[Saved entries]

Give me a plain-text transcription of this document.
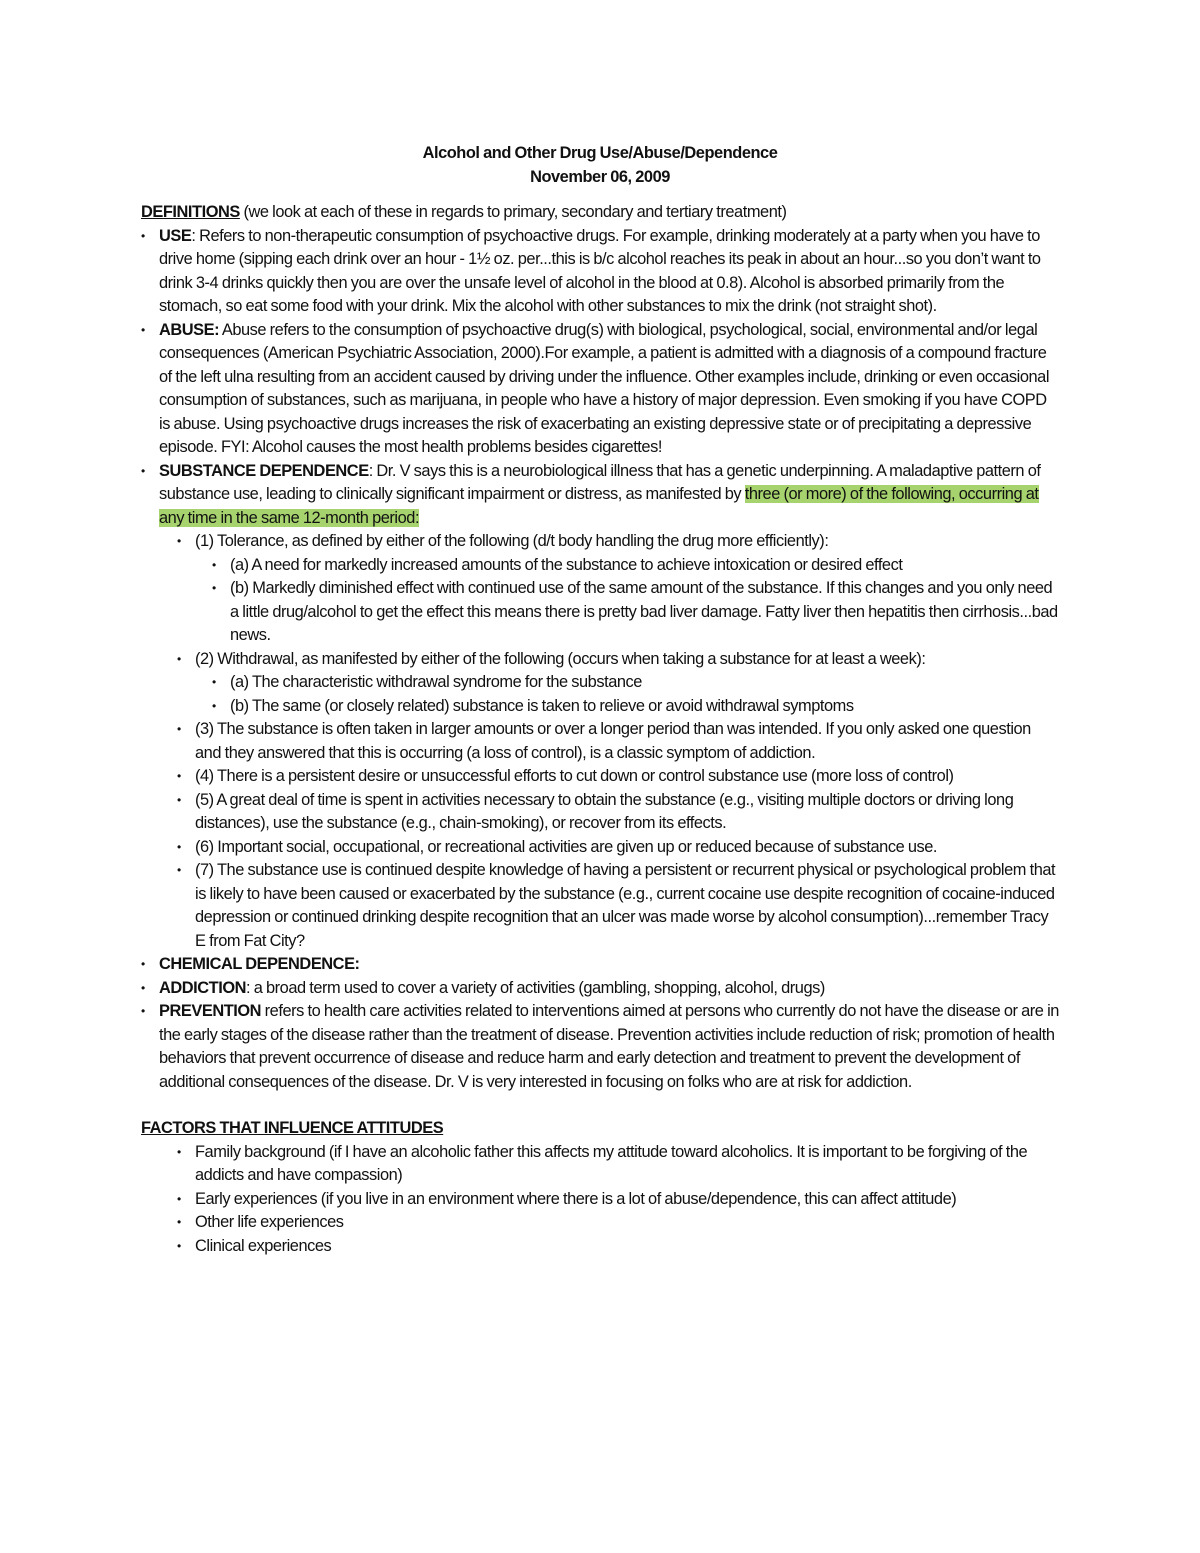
Alcohol and Other Drug Use/Abuse/Dependence
November 06, 2009
DEFINITIONS (we look at each of these in regards to primary, secondary and tertiary treatment)
• USE: Refers to non-therapeutic consumption of psychoactive drugs. For example, drinking moderately at a party when you have to drive home (sipping each drink over an hour - 1½ oz. per...this is b/c alcohol reaches its peak in about an hour...so you don’t want to drink 3-4 drinks quickly then you are over the unsafe level of alcohol in the blood at 0.8). Alcohol is absorbed primarily from the stomach, so eat some food with your drink. Mix the alcohol with other substances to mix the drink (not straight shot).
• ABUSE: Abuse refers to the consumption of psychoactive drug(s) with biological, psychological, social, environmental and/or legal consequences (American Psychiatric Association, 2000).For example, a patient is admitted with a diagnosis of a compound fracture of the left ulna resulting from an accident caused by driving under the influence. Other examples include, drinking or even occasional consumption of substances, such as marijuana, in people who have a history of major depression. Even smoking if you have COPD is abuse. Using psychoactive drugs increases the risk of exacerbating an existing depressive state or of precipitating a depressive episode. FYI: Alcohol causes the most health problems besides cigarettes!
• SUBSTANCE DEPENDENCE: Dr. V says this is a neurobiological illness that has a genetic underpinning. A maladaptive pattern of substance use, leading to clinically significant impairment or distress, as manifested by three (or more) of the following, occurring at any time in the same 12-month period:
• (1) Tolerance, as defined by either of the following (d/t body handling the drug more efficiently):
• (a) A need for markedly increased amounts of the substance to achieve intoxication or desired effect
• (b) Markedly diminished effect with continued use of the same amount of the substance. If this changes and you only need a little drug/alcohol to get the effect this means there is pretty bad liver damage. Fatty liver then hepatitis then cirrhosis...bad news.
• (2) Withdrawal, as manifested by either of the following (occurs when taking a substance for at least a week):
• (a) The characteristic withdrawal syndrome for the substance
• (b) The same (or closely related) substance is taken to relieve or avoid withdrawal symptoms
• (3) The substance is often taken in larger amounts or over a longer period than was intended. If you only asked one question and they answered that this is occurring (a loss of control), is a classic symptom of addiction.
• (4) There is a persistent desire or unsuccessful efforts to cut down or control substance use (more loss of control)
• (5) A great deal of time is spent in activities necessary to obtain the substance (e.g., visiting multiple doctors or driving long distances), use the substance (e.g., chain-smoking), or recover from its effects.
• (6) Important social, occupational, or recreational activities are given up or reduced because of substance use.
• (7) The substance use is continued despite knowledge of having a persistent or recurrent physical or psychological problem that is likely to have been caused or exacerbated by the substance (e.g., current cocaine use despite recognition of cocaine-induced depression or continued drinking despite recognition that an ulcer was made worse by alcohol consumption)...remember Tracy E from Fat City?
• CHEMICAL DEPENDENCE:
• ADDICTION: a broad term used to cover a variety of activities (gambling, shopping, alcohol, drugs)
• PREVENTION refers to health care activities related to interventions aimed at persons who currently do not have the disease or are in the early stages of the disease rather than the treatment of disease. Prevention activities include reduction of risk; promotion of health behaviors that prevent occurrence of disease and reduce harm and early detection and treatment to prevent the development of additional consequences of the disease. Dr. V is very interested in focusing on folks who are at risk for addiction.
FACTORS THAT INFLUENCE ATTITUDES
• Family background (if I have an alcoholic father this affects my attitude toward alcoholics. It is important to be forgiving of the addicts and have compassion)
• Early experiences (if you live in an environment where there is a lot of abuse/dependence, this can affect attitude)
• Other life experiences
• Clinical experiences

Set exercise: Nothing but the pictures may be dropped; output the records above exactly.

The solution:
Give me a plain-text transcription of this document.
Alcohol and Other Drug Use/Abuse/Dependence
November 06, 2009
DEFINITIONS (we look at each of these in regards to primary, secondary and tertiary treatment)
• USE: Refers to non-therapeutic consumption of psychoactive drugs. For example, drinking moderately at a party when you have to drive home (sipping each drink over an hour - 1½ oz. per...this is b/c alcohol reaches its peak in about an hour...so you don’t want to drink 3-4 drinks quickly then you are over the unsafe level of alcohol in the blood at 0.8). Alcohol is absorbed primarily from the stomach, so eat some food with your drink. Mix the alcohol with other substances to mix the drink (not straight shot).
• ABUSE: Abuse refers to the consumption of psychoactive drug(s) with biological, psychological, social, environmental and/or legal consequences (American Psychiatric Association, 2000).For example, a patient is admitted with a diagnosis of a compound fracture of the left ulna resulting from an accident caused by driving under the influence. Other examples include, drinking or even occasional consumption of substances, such as marijuana, in people who have a history of major depression. Even smoking if you have COPD is abuse. Using psychoactive drugs increases the risk of exacerbating an existing depressive state or of precipitating a depressive episode. FYI: Alcohol causes the most health problems besides cigarettes!
• SUBSTANCE DEPENDENCE: Dr. V says this is a neurobiological illness that has a genetic underpinning. A maladaptive pattern of substance use, leading to clinically significant impairment or distress, as manifested by three (or more) of the following, occurring at any time in the same 12-month period:
• (1) Tolerance, as defined by either of the following (d/t body handling the drug more efficiently):
• (a) A need for markedly increased amounts of the substance to achieve intoxication or desired effect
• (b) Markedly diminished effect with continued use of the same amount of the substance. If this changes and you only need a little drug/alcohol to get the effect this means there is pretty bad liver damage. Fatty liver then hepatitis then cirrhosis...bad news.
• (2) Withdrawal, as manifested by either of the following (occurs when taking a substance for at least a week):
• (a) The characteristic withdrawal syndrome for the substance
• (b) The same (or closely related) substance is taken to relieve or avoid withdrawal symptoms
• (3) The substance is often taken in larger amounts or over a longer period than was intended. If you only asked one question and they answered that this is occurring (a loss of control), is a classic symptom of addiction.
• (4) There is a persistent desire or unsuccessful efforts to cut down or control substance use (more loss of control)
• (5) A great deal of time is spent in activities necessary to obtain the substance (e.g., visiting multiple doctors or driving long distances), use the substance (e.g., chain-smoking), or recover from its effects.
• (6) Important social, occupational, or recreational activities are given up or reduced because of substance use.
• (7) The substance use is continued despite knowledge of having a persistent or recurrent physical or psychological problem that is likely to have been caused or exacerbated by the substance (e.g., current cocaine use despite recognition of cocaine-induced depression or continued drinking despite recognition that an ulcer was made worse by alcohol consumption)...remember Tracy E from Fat City?
• CHEMICAL DEPENDENCE:
• ADDICTION: a broad term used to cover a variety of activities (gambling, shopping, alcohol, drugs)
• PREVENTION refers to health care activities related to interventions aimed at persons who currently do not have the disease or are in the early stages of the disease rather than the treatment of disease. Prevention activities include reduction of risk; promotion of health behaviors that prevent occurrence of disease and reduce harm and early detection and treatment to prevent the development of additional consequences of the disease. Dr. V is very interested in focusing on folks who are at risk for addiction.
FACTORS THAT INFLUENCE ATTITUDES
• Family background (if I have an alcoholic father this affects my attitude toward alcoholics. It is important to be forgiving of the addicts and have compassion)
• Early experiences (if you live in an environment where there is a lot of abuse/dependence, this can affect attitude)
• Other life experiences
• Clinical experiences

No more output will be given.